Without the pictures, return all of the material exactly as written.

+===+

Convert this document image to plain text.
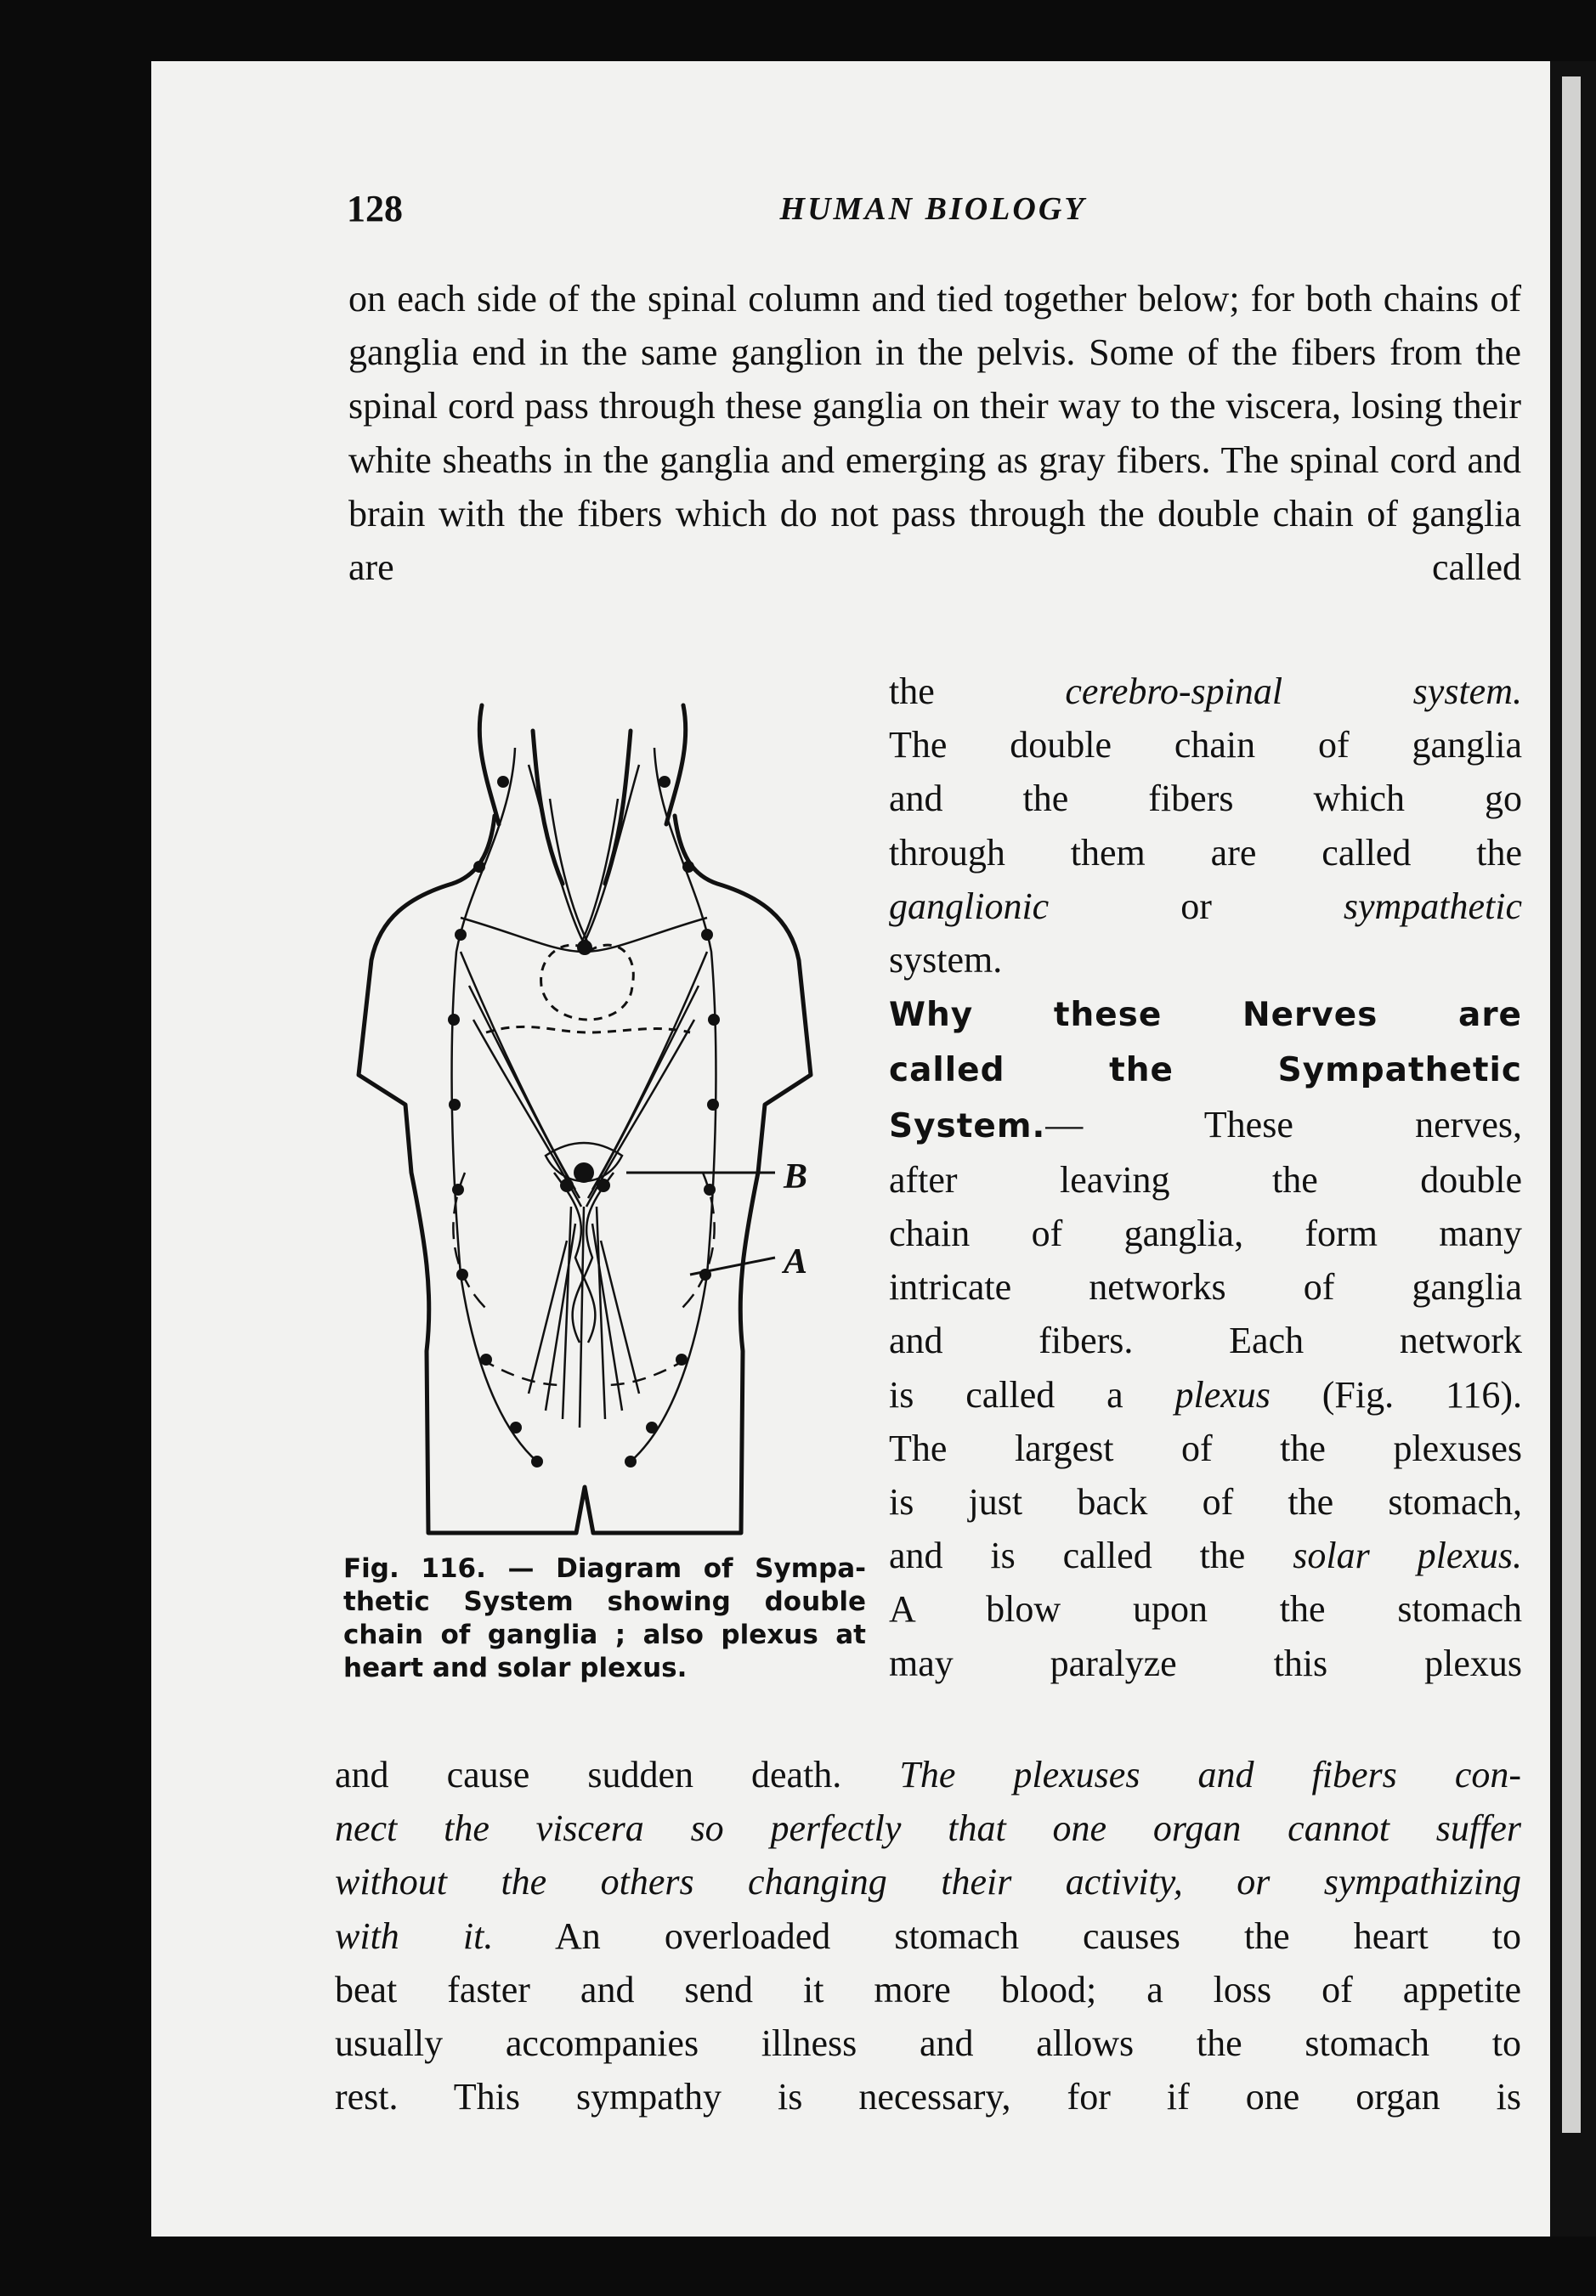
128	HUMAN BIOLOGY

on each side of the spinal column and tied together below; for both chains of ganglia end in the same ganglion in the pelvis. Some of the fibers from the spinal cord pass through these ganglia on their way to the viscera, losing their white sheaths in the ganglia and emerging as gray fibers. The spinal cord and brain with the fibers which do not pass through the double chain of ganglia are called

B
A
Fig. 116. — Diagram of Sympa-
thetic System showing double
chain of ganglia ; also plexus at
heart and solar plexus.
the	cerebro-spinal system.
The double chain of ganglia
and the fibers which go
through them are called the
ganglionic	or	sympathetic
system.
Why these Nerves are
called the Sympathetic
System.— These nerves,
after leaving the double
chain of ganglia, form many
intricate networks of ganglia
and fibers. Each network
is called a plexus (Fig. 116).
The largest of the plexuses
is just back of the stomach,
and is called the solar plexus.
A blow upon the stomach
may paralyze this plexus
and cause sudden death. The plexuses and fibers con-
nect the viscera so perfectly that one organ cannot suffer
without the others changing their activity, or sympathizing
with it. An overloaded stomach causes the heart to
beat faster and send it more blood; a loss of appetite
usually accompanies illness and allows the stomach to
rest. This sympathy is necessary, for if one organ is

+===+

Output of the task:
Convert this document image to plain text.
128	HUMAN BIOLOGY

on each side of the spinal column and tied together below; for both chains of ganglia end in the same ganglion in the pelvis. Some of the fibers from the spinal cord pass through these ganglia on their way to the viscera, losing their white sheaths in the ganglia and emerging as gray fibers. The spinal cord and brain with the fibers which do not pass through the double chain of ganglia are called

B
A
Fig. 116. — Diagram of Sympa-
thetic System showing double
chain of ganglia ; also plexus at
heart and solar plexus.
the	cerebro-spinal system.
The double chain of ganglia
and the fibers which go
through them are called the
ganglionic	or	sympathetic
system.
Why these Nerves are
called the Sympathetic
System.— These nerves,
after leaving the double
chain of ganglia, form many
intricate networks of ganglia
and fibers. Each network
is called a plexus (Fig. 116).
The largest of the plexuses
is just back of the stomach,
and is called the solar plexus.
A blow upon the stomach
may paralyze this plexus
and cause sudden death. The plexuses and fibers con-
nect the viscera so perfectly that one organ cannot suffer
without the others changing their activity, or sympathizing
with it. An overloaded stomach causes the heart to
beat faster and send it more blood; a loss of appetite
usually accompanies illness and allows the stomach to
rest. This sympathy is necessary, for if one organ is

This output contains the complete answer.